> Task material
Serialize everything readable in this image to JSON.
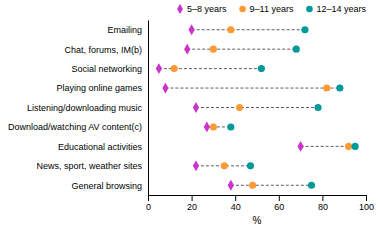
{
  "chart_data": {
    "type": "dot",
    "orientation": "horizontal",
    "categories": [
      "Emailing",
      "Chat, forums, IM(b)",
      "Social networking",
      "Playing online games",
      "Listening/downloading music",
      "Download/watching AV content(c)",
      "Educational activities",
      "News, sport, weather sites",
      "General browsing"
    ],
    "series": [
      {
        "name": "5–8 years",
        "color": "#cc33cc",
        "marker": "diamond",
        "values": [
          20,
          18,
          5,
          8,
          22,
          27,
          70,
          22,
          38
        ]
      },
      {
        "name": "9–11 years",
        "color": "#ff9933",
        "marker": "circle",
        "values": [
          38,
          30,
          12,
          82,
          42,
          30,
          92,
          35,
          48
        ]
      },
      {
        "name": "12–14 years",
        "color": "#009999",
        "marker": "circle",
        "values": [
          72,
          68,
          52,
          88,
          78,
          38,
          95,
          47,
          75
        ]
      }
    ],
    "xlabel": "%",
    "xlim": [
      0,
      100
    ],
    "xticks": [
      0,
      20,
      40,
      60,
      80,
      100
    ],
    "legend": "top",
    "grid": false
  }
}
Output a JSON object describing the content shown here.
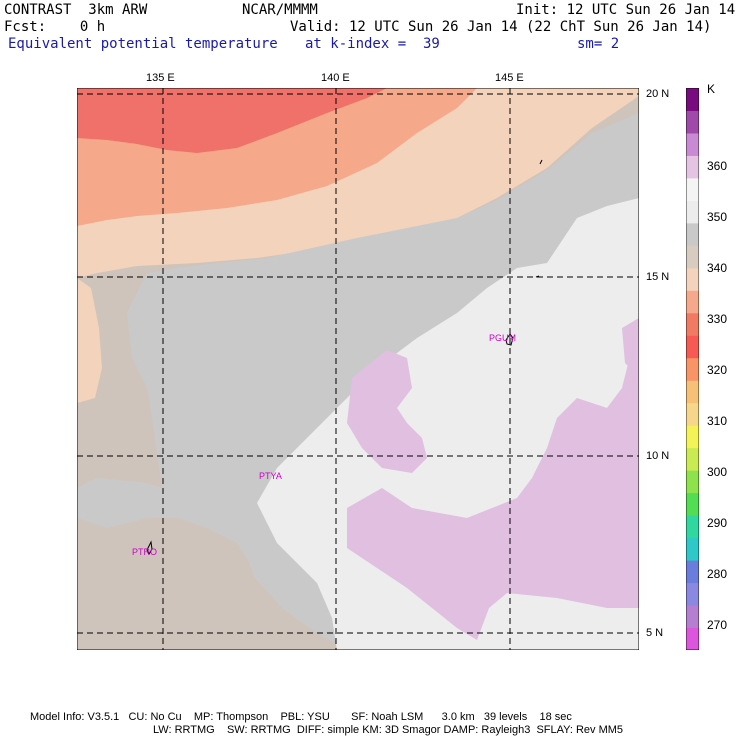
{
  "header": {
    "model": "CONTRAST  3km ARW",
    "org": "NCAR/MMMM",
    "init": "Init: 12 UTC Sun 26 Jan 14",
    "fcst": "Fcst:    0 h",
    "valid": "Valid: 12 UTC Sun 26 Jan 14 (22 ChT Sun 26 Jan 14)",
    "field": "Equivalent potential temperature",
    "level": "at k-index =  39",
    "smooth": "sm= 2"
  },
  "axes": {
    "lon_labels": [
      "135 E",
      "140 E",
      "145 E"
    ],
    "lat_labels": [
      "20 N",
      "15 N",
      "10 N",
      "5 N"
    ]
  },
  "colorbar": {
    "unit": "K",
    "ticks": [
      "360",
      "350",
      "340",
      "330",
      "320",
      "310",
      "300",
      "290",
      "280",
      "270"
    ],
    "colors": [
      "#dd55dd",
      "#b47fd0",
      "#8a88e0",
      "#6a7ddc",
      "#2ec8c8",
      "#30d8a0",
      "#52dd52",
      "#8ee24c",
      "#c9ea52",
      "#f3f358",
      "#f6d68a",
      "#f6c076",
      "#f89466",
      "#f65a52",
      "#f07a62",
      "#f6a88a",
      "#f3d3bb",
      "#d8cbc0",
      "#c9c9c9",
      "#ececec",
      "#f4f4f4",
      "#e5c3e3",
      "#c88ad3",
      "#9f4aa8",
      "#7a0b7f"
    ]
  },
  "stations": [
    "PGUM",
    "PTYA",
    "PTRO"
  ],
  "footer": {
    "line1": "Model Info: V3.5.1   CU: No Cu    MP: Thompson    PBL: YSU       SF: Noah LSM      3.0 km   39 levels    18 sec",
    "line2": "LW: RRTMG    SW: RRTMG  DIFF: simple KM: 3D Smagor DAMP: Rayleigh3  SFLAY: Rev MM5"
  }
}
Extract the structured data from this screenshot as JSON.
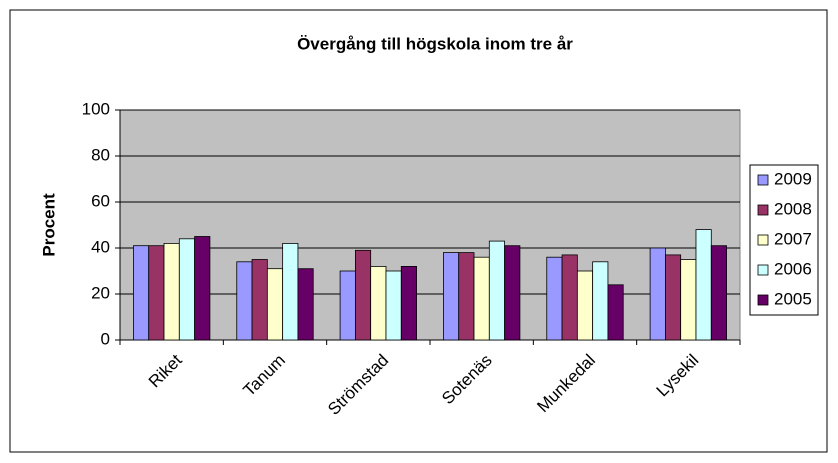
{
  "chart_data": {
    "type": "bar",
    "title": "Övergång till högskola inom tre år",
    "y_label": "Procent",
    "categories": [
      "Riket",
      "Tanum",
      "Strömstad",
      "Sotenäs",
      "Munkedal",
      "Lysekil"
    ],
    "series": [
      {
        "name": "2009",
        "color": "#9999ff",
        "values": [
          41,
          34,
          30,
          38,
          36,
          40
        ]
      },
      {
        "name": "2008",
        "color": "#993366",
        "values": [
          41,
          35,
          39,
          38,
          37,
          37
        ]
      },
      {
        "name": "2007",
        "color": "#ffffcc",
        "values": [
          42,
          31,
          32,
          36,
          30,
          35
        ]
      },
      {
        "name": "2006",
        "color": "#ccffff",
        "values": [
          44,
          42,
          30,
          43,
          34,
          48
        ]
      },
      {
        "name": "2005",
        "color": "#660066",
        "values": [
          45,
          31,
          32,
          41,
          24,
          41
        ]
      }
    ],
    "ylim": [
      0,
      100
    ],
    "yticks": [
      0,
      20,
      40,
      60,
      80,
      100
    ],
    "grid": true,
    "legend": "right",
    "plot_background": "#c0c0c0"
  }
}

> What is asked
Go through the listing above and quote it exactly, apart from its images.

> Response to this exercise
Serialize everything readable in this image to JSON.
{
  "chart_data": {
    "type": "dot",
    "orientation": "horizontal",
    "categories": [
      "Emailing",
      "Chat, forums, IM(b)",
      "Social networking",
      "Playing online games",
      "Listening/downloading music",
      "Download/watching AV content(c)",
      "Educational activities",
      "News, sport, weather sites",
      "General browsing"
    ],
    "series": [
      {
        "name": "5–8 years",
        "color": "#cc33cc",
        "marker": "diamond",
        "values": [
          20,
          18,
          5,
          8,
          22,
          27,
          70,
          22,
          38
        ]
      },
      {
        "name": "9–11 years",
        "color": "#ff9933",
        "marker": "circle",
        "values": [
          38,
          30,
          12,
          82,
          42,
          30,
          92,
          35,
          48
        ]
      },
      {
        "name": "12–14 years",
        "color": "#009999",
        "marker": "circle",
        "values": [
          72,
          68,
          52,
          88,
          78,
          38,
          95,
          47,
          75
        ]
      }
    ],
    "xlabel": "%",
    "xlim": [
      0,
      100
    ],
    "xticks": [
      0,
      20,
      40,
      60,
      80,
      100
    ],
    "legend": "top",
    "grid": false
  }
}
Output a JSON object describing the content shown here.
{
  "header": {
    "model": "CONTRAST  3km ARW",
    "org": "NCAR/MMMM",
    "init": "Init: 12 UTC Sun 26 Jan 14",
    "fcst": "Fcst:    0 h",
    "valid": "Valid: 12 UTC Sun 26 Jan 14 (22 ChT Sun 26 Jan 14)",
    "field": "Equivalent potential temperature",
    "level": "at k-index =  39",
    "smooth": "sm= 2"
  },
  "axes": {
    "lon_labels": [
      "135 E",
      "140 E",
      "145 E"
    ],
    "lat_labels": [
      "20 N",
      "15 N",
      "10 N",
      "5 N"
    ]
  },
  "colorbar": {
    "unit": "K",
    "ticks": [
      "360",
      "350",
      "340",
      "330",
      "320",
      "310",
      "300",
      "290",
      "280",
      "270"
    ],
    "colors": [
      "#dd55dd",
      "#b47fd0",
      "#8a88e0",
      "#6a7ddc",
      "#2ec8c8",
      "#30d8a0",
      "#52dd52",
      "#8ee24c",
      "#c9ea52",
      "#f3f358",
      "#f6d68a",
      "#f6c076",
      "#f89466",
      "#f65a52",
      "#f07a62",
      "#f6a88a",
      "#f3d3bb",
      "#d8cbc0",
      "#c9c9c9",
      "#ececec",
      "#f4f4f4",
      "#e5c3e3",
      "#c88ad3",
      "#9f4aa8",
      "#7a0b7f"
    ]
  },
  "stations": [
    "PGUM",
    "PTYA",
    "PTRO"
  ],
  "footer": {
    "line1": "Model Info: V3.5.1   CU: No Cu    MP: Thompson    PBL: YSU       SF: Noah LSM      3.0 km   39 levels    18 sec",
    "line2": "LW: RRTMG    SW: RRTMG  DIFF: simple KM: 3D Smagor DAMP: Rayleigh3  SFLAY: Rev MM5"
  }
}
Extract the structured data from this screenshot as JSON.
{
  "chart_data": {
    "type": "bar",
    "title": "Övergång till högskola inom tre år",
    "y_label": "Procent",
    "categories": [
      "Riket",
      "Tanum",
      "Strömstad",
      "Sotenäs",
      "Munkedal",
      "Lysekil"
    ],
    "series": [
      {
        "name": "2009",
        "color": "#9999ff",
        "values": [
          41,
          34,
          30,
          38,
          36,
          40
        ]
      },
      {
        "name": "2008",
        "color": "#993366",
        "values": [
          41,
          35,
          39,
          38,
          37,
          37
        ]
      },
      {
        "name": "2007",
        "color": "#ffffcc",
        "values": [
          42,
          31,
          32,
          36,
          30,
          35
        ]
      },
      {
        "name": "2006",
        "color": "#ccffff",
        "values": [
          44,
          42,
          30,
          43,
          34,
          48
        ]
      },
      {
        "name": "2005",
        "color": "#660066",
        "values": [
          45,
          31,
          32,
          41,
          24,
          41
        ]
      }
    ],
    "ylim": [
      0,
      100
    ],
    "yticks": [
      0,
      20,
      40,
      60,
      80,
      100
    ],
    "grid": true,
    "legend": "right",
    "plot_background": "#c0c0c0"
  }
}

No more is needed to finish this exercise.